Dataset items:

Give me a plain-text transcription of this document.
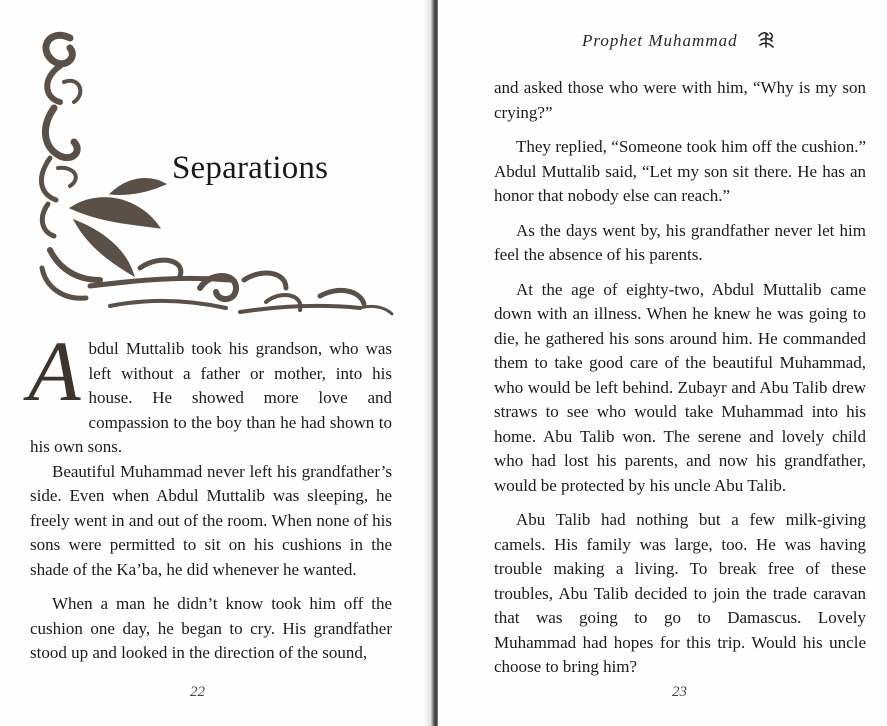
Separations

Abdul Muttalib took his grandson, who was left without a father or mother, into his house. He showed more love and compassion to the boy than he had shown to his own sons.

Beautiful Muhammad never left his grandfather’s side. Even when Abdul Muttalib was sleeping, he freely went in and out of the room. When none of his sons were permitted to sit on his cushions in the shade of the Ka’ba, he did whenever he wanted.

When a man he didn’t know took him off the cushion one day, he began to cry. His grandfather stood up and looked in the direction of the sound,

22
Prophet Muhammad

and asked those who were with him, “Why is my son crying?”

They replied, “Someone took him off the cushion.” Abdul Muttalib said, “Let my son sit there. He has an honor that nobody else can reach.”

As the days went by, his grandfather never let him feel the absence of his parents.

At the age of eighty-two, Abdul Muttalib came down with an illness. When he knew he was going to die, he gathered his sons around him. He commanded them to take good care of the beautiful Muhammad, who would be left behind. Zubayr and Abu Talib drew straws to see who would take Muhammad into his home. Abu Talib won. The serene and lovely child who had lost his parents, and now his grandfather, would be protected by his uncle Abu Talib.

Abu Talib had nothing but a few milk-giving camels. His family was large, too. He was having trouble making a living. To break free of these troubles, Abu Talib decided to join the trade caravan that was going to go to Damascus. Lovely Muhammad had hopes for this trip. Would his uncle choose to bring him?

23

--- Requirement ---
Copy each line that holds the word "going".

--- Exercise solution ---
At the age of eighty-two, Abdul Muttalib came down with an illness. When he knew he was going to die, he gathered his sons around him. He commanded them to take good care of the beautiful Muhammad, who would be left behind. Zubayr and Abu Talib drew straws to see who would take Muhammad into his home. Abu Talib won. The serene and lovely child who had lost his parents, and now his grandfather, would be protected by his uncle Abu Talib.
Abu Talib had nothing but a few milk-giving camels. His family was large, too. He was having trouble making a living. To break free of these troubles, Abu Talib decided to join the trade caravan that was going to go to Damascus. Lovely Muhammad had hopes for this trip. Would his uncle choose to bring him?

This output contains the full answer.